» **Task**:
Select every line containing the word "text" from the material, and copy those lines.

[Records contained in a dataset]
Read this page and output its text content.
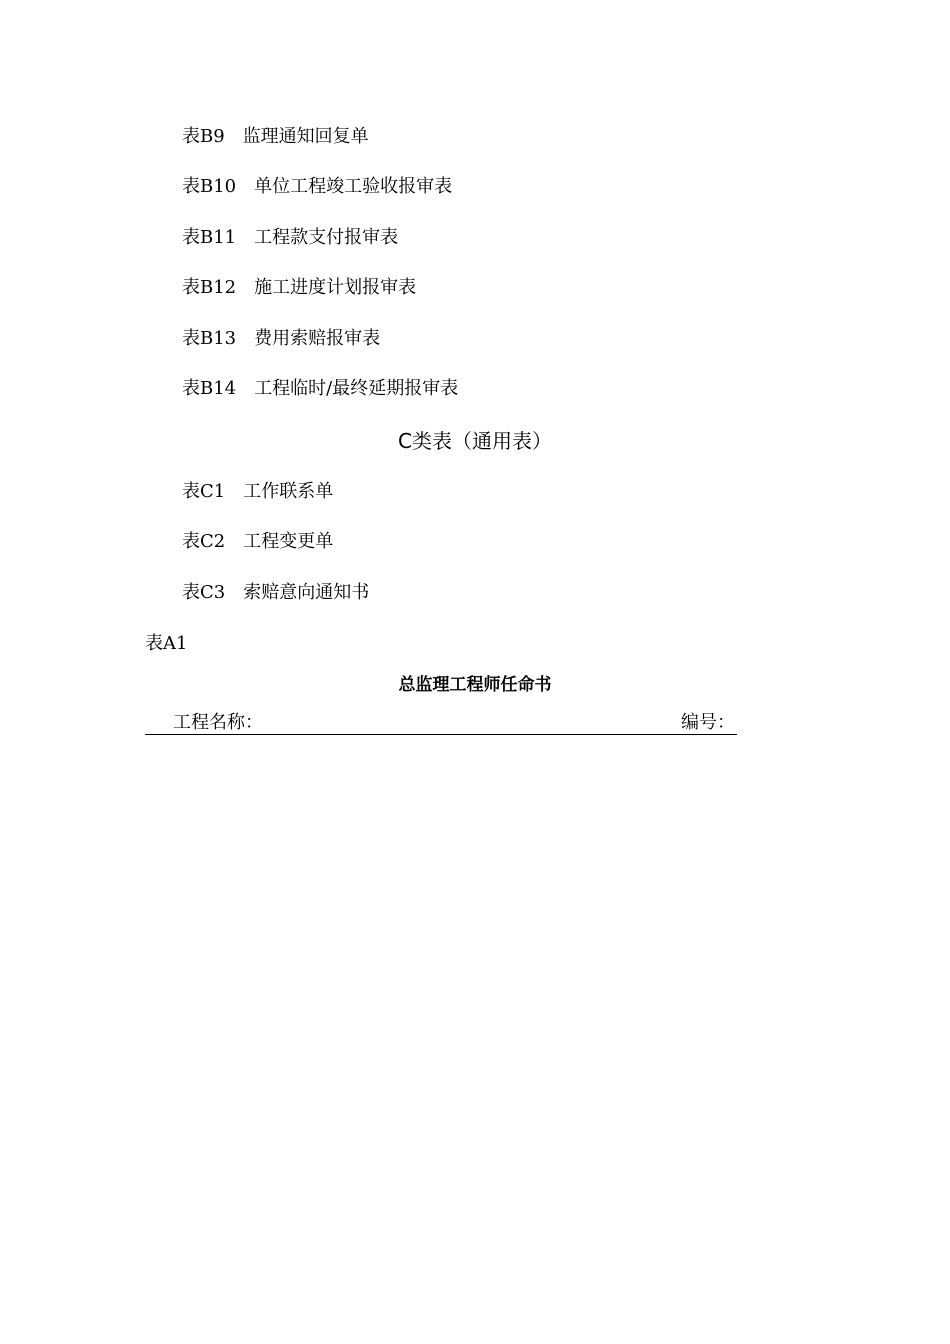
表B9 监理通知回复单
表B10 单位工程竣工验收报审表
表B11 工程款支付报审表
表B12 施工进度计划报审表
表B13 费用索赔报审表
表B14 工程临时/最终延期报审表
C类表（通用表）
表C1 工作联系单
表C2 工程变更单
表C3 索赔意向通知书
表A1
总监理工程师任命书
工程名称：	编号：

...

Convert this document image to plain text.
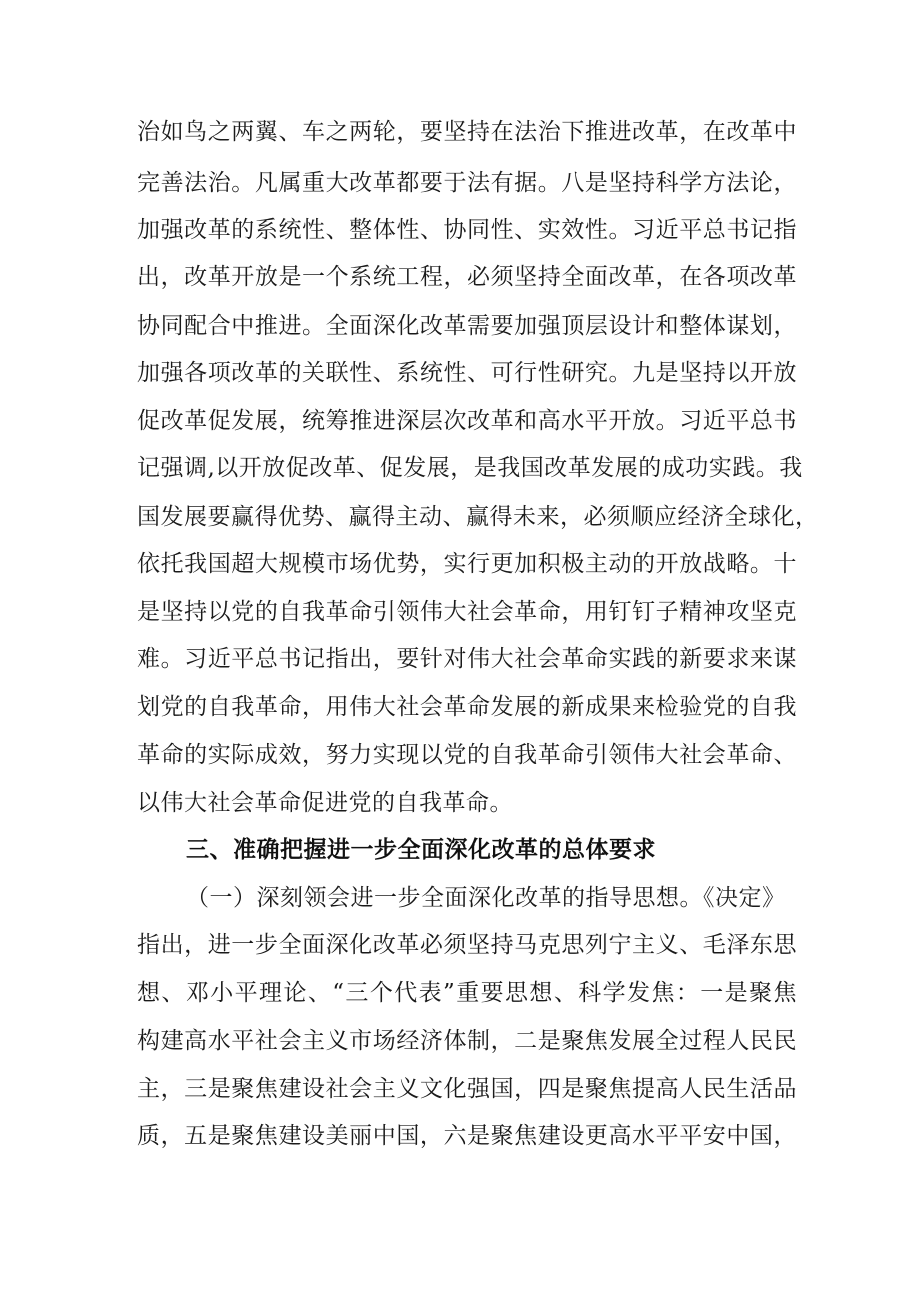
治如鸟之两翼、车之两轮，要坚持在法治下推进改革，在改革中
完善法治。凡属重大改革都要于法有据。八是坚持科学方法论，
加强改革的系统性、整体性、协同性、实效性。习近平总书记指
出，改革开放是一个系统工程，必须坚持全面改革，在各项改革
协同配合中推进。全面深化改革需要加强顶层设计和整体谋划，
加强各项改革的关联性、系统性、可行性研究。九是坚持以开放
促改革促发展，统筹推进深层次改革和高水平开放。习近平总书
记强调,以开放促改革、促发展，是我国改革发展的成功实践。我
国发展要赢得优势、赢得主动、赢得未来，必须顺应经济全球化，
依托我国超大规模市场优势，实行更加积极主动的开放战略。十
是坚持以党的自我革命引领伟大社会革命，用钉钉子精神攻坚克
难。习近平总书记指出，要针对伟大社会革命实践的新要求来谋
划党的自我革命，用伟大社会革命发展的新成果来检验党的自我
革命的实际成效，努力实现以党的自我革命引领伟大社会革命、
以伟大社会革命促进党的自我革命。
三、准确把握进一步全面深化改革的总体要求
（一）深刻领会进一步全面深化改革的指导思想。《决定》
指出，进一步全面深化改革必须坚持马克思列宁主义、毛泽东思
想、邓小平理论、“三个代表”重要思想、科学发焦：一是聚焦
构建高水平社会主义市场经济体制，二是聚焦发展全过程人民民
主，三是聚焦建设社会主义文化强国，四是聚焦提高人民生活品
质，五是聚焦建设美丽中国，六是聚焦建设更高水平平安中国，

...

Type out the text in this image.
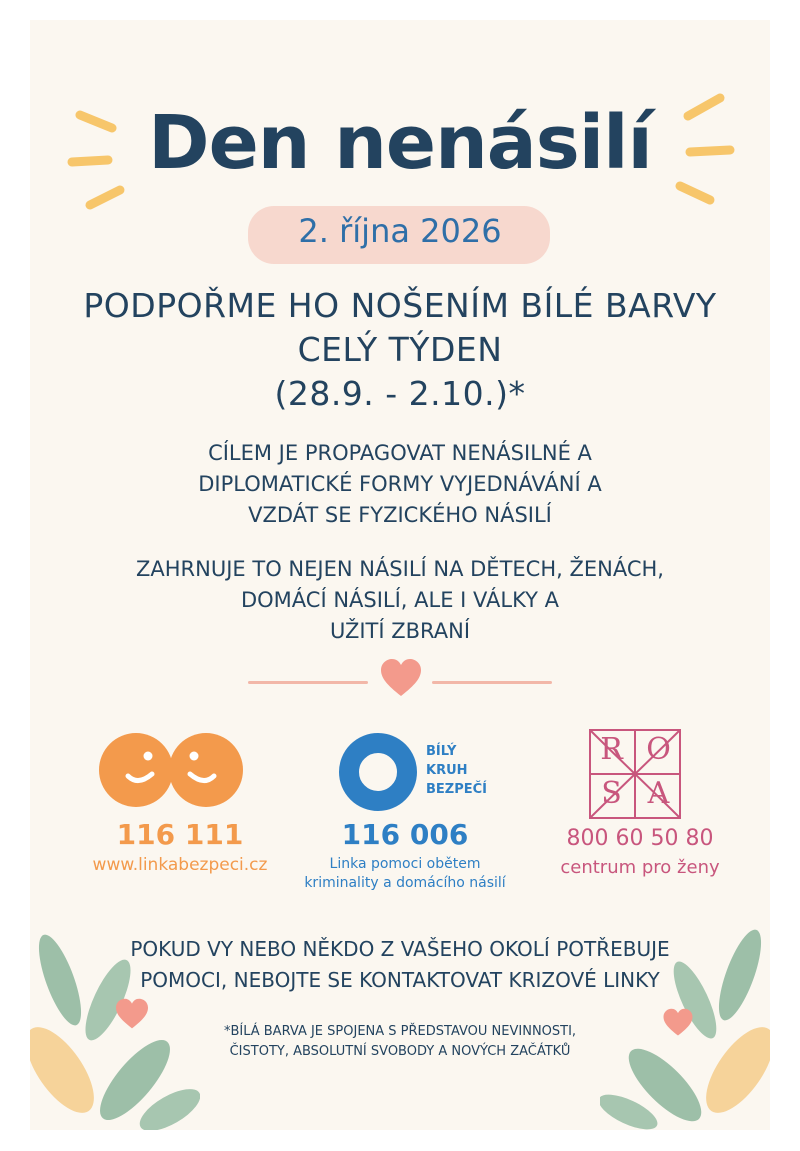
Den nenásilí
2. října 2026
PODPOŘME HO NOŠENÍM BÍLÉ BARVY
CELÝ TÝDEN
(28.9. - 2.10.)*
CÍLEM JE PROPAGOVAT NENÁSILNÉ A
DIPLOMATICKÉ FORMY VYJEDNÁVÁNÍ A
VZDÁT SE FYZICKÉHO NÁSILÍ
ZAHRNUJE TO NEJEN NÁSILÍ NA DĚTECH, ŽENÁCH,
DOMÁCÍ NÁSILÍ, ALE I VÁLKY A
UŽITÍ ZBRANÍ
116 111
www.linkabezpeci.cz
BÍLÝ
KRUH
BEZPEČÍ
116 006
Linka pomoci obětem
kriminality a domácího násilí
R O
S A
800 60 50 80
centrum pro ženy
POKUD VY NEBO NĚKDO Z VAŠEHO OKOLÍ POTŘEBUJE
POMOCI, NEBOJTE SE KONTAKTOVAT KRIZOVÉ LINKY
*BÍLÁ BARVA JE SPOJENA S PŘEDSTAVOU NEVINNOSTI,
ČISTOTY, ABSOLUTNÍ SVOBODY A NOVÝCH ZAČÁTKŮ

» **Written reply**:
Read this page and output its text content.
Convert this document image to plain text.
Type out the text in this image.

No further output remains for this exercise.